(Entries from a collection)
+ + + +

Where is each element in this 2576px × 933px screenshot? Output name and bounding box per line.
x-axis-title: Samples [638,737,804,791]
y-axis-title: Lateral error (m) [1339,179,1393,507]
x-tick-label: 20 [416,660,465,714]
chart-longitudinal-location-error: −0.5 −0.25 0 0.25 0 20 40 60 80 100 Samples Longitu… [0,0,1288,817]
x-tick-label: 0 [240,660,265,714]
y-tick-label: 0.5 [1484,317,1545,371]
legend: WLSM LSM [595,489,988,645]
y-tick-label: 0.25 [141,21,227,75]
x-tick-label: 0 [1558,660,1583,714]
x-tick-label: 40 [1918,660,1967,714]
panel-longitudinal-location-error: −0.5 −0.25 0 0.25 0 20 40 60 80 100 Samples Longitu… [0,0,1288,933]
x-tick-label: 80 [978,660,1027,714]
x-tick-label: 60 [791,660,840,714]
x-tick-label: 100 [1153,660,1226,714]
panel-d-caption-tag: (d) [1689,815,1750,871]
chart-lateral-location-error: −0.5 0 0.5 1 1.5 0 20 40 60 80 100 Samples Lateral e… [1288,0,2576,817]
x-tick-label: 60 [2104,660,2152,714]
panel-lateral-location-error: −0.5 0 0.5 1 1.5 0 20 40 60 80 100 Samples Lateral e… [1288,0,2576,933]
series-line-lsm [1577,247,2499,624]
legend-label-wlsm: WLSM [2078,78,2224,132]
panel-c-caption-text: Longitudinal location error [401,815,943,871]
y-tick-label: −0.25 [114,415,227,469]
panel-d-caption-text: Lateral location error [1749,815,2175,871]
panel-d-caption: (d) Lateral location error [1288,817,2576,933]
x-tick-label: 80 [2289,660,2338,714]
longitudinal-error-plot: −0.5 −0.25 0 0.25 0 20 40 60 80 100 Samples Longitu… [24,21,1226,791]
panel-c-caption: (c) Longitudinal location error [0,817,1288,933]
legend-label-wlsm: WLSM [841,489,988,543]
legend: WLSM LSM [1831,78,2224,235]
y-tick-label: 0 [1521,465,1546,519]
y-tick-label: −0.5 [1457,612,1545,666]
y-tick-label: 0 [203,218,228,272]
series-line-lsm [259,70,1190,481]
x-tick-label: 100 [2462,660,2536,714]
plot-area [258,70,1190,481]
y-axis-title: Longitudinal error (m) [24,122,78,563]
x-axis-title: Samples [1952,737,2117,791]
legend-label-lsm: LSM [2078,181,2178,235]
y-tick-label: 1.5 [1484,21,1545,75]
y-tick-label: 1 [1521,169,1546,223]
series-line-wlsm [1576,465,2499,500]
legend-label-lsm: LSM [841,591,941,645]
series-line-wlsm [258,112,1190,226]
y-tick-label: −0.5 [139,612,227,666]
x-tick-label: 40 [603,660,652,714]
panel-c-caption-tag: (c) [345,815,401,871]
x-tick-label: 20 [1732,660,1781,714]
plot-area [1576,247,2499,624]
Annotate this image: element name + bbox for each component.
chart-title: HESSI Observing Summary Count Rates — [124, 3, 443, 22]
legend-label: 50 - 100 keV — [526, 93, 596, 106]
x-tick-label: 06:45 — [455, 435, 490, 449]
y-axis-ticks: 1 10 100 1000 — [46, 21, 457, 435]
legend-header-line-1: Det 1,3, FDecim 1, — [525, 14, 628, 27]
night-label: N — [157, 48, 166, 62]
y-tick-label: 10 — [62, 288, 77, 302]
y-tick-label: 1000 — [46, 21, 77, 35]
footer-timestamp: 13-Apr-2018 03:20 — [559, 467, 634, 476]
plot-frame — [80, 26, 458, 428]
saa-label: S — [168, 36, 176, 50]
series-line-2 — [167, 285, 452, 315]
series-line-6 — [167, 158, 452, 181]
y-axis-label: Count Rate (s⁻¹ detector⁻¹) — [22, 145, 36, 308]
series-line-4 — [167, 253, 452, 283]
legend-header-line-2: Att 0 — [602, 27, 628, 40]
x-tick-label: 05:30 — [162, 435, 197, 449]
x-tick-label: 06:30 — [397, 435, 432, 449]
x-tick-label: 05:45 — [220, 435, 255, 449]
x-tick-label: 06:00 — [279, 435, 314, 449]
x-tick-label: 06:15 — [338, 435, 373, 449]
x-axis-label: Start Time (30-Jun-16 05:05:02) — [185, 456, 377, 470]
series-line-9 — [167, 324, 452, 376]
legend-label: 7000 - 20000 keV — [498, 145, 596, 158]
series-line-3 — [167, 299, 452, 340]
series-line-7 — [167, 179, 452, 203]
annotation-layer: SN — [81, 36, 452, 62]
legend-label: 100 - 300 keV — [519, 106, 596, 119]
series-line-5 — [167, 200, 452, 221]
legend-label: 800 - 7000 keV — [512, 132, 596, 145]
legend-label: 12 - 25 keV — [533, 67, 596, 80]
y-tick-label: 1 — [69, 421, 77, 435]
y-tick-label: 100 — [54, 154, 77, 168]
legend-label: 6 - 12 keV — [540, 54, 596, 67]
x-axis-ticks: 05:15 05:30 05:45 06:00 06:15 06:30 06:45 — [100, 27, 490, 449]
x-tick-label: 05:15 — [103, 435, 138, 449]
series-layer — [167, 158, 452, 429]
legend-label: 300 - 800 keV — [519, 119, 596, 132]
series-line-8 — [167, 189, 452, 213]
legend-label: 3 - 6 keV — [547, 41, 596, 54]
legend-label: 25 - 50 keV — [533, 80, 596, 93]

+ + + +

Copy out every line of the data above without changing anything.

Where is each element in this 2576px × 933px screenshot? Output name and bounding box per line.
x-axis-title: Samples [638,737,804,791]
y-axis-title: Lateral error (m) [1339,179,1393,507]
x-tick-label: 20 [416,660,465,714]
chart-longitudinal-location-error: −0.5 −0.25 0 0.25 0 20 40 60 80 100 Samples Longitu… [0,0,1288,817]
x-tick-label: 0 [240,660,265,714]
y-tick-label: 0.5 [1484,317,1545,371]
legend: WLSM LSM [595,489,988,645]
y-tick-label: 0.25 [141,21,227,75]
x-tick-label: 0 [1558,660,1583,714]
x-tick-label: 40 [1918,660,1967,714]
panel-longitudinal-location-error: −0.5 −0.25 0 0.25 0 20 40 60 80 100 Samples Longitu… [0,0,1288,933]
x-tick-label: 80 [978,660,1027,714]
x-tick-label: 60 [791,660,840,714]
x-tick-label: 100 [1153,660,1226,714]
panel-d-caption-tag: (d) [1689,815,1750,871]
chart-lateral-location-error: −0.5 0 0.5 1 1.5 0 20 40 60 80 100 Samples Lateral e… [1288,0,2576,817]
x-tick-label: 60 [2104,660,2152,714]
panel-lateral-location-error: −0.5 0 0.5 1 1.5 0 20 40 60 80 100 Samples Lateral e… [1288,0,2576,933]
series-line-lsm [1577,247,2499,624]
legend-label-wlsm: WLSM [2078,78,2224,132]
panel-c-caption-text: Longitudinal location error [401,815,943,871]
y-tick-label: −0.25 [114,415,227,469]
panel-d-caption-text: Lateral location error [1749,815,2175,871]
panel-d-caption: (d) Lateral location error [1288,817,2576,933]
x-tick-label: 80 [2289,660,2338,714]
longitudinal-error-plot: −0.5 −0.25 0 0.25 0 20 40 60 80 100 Samples Longitu… [24,21,1226,791]
panel-c-caption: (c) Longitudinal location error [0,817,1288,933]
legend-label-wlsm: WLSM [841,489,988,543]
legend: WLSM LSM [1831,78,2224,235]
y-tick-label: 0 [1521,465,1546,519]
y-tick-label: −0.5 [1457,612,1545,666]
y-tick-label: 0 [203,218,228,272]
series-line-lsm [259,70,1190,481]
x-tick-label: 100 [2462,660,2536,714]
plot-area [258,70,1190,481]
y-axis-title: Longitudinal error (m) [24,122,78,563]
x-axis-title: Samples [1952,737,2117,791]
legend-label-lsm: LSM [2078,181,2178,235]
y-tick-label: 1.5 [1484,21,1545,75]
y-tick-label: 1 [1521,169,1546,223]
series-line-wlsm [1576,465,2499,500]
legend-label-lsm: LSM [841,591,941,645]
series-line-wlsm [258,112,1190,226]
y-tick-label: −0.5 [139,612,227,666]
x-tick-label: 40 [603,660,652,714]
panel-c-caption-tag: (c) [345,815,401,871]
x-tick-label: 20 [1732,660,1781,714]
plot-area [1576,247,2499,624]
Annotate this image: element name + bbox for each component.
chart-title: HESSI Observing Summary Count Rates — [124, 3, 443, 22]
legend-label: 50 - 100 keV — [526, 93, 596, 106]
x-tick-label: 06:45 — [455, 435, 490, 449]
y-axis-ticks: 1 10 100 1000 — [46, 21, 457, 435]
legend-header-line-1: Det 1,3, FDecim 1, — [525, 14, 628, 27]
night-label: N — [157, 48, 166, 62]
y-tick-label: 10 — [62, 288, 77, 302]
y-tick-label: 1000 — [46, 21, 77, 35]
footer-timestamp: 13-Apr-2018 03:20 — [559, 467, 634, 476]
plot-frame — [80, 26, 458, 428]
saa-label: S — [168, 36, 176, 50]
series-line-2 — [167, 285, 452, 315]
series-line-6 — [167, 158, 452, 181]
y-axis-label: Count Rate (s⁻¹ detector⁻¹) — [22, 145, 36, 308]
series-line-4 — [167, 253, 452, 283]
legend-header-line-2: Att 0 — [602, 27, 628, 40]
x-tick-label: 05:30 — [162, 435, 197, 449]
x-tick-label: 06:30 — [397, 435, 432, 449]
x-tick-label: 05:45 — [220, 435, 255, 449]
x-tick-label: 06:00 — [279, 435, 314, 449]
x-tick-label: 06:15 — [338, 435, 373, 449]
x-axis-label: Start Time (30-Jun-16 05:05:02) — [185, 456, 377, 470]
series-line-9 — [167, 324, 452, 376]
legend-label: 7000 - 20000 keV — [498, 145, 596, 158]
series-line-3 — [167, 299, 452, 340]
series-line-7 — [167, 179, 452, 203]
annotation-layer: SN — [81, 36, 452, 62]
legend-label: 100 - 300 keV — [519, 106, 596, 119]
series-line-5 — [167, 200, 452, 221]
legend-label: 800 - 7000 keV — [512, 132, 596, 145]
legend-label: 12 - 25 keV — [533, 67, 596, 80]
y-tick-label: 1 — [69, 421, 77, 435]
y-tick-label: 100 — [54, 154, 77, 168]
legend-label: 6 - 12 keV — [540, 54, 596, 67]
x-axis-ticks: 05:15 05:30 05:45 06:00 06:15 06:30 06:45 — [100, 27, 490, 449]
x-tick-label: 05:15 — [103, 435, 138, 449]
series-layer — [167, 158, 452, 429]
legend-label: 300 - 800 keV — [519, 119, 596, 132]
series-line-8 — [167, 189, 452, 213]
legend-label: 3 - 6 keV — [547, 41, 596, 54]
legend-label: 25 - 50 keV — [533, 80, 596, 93]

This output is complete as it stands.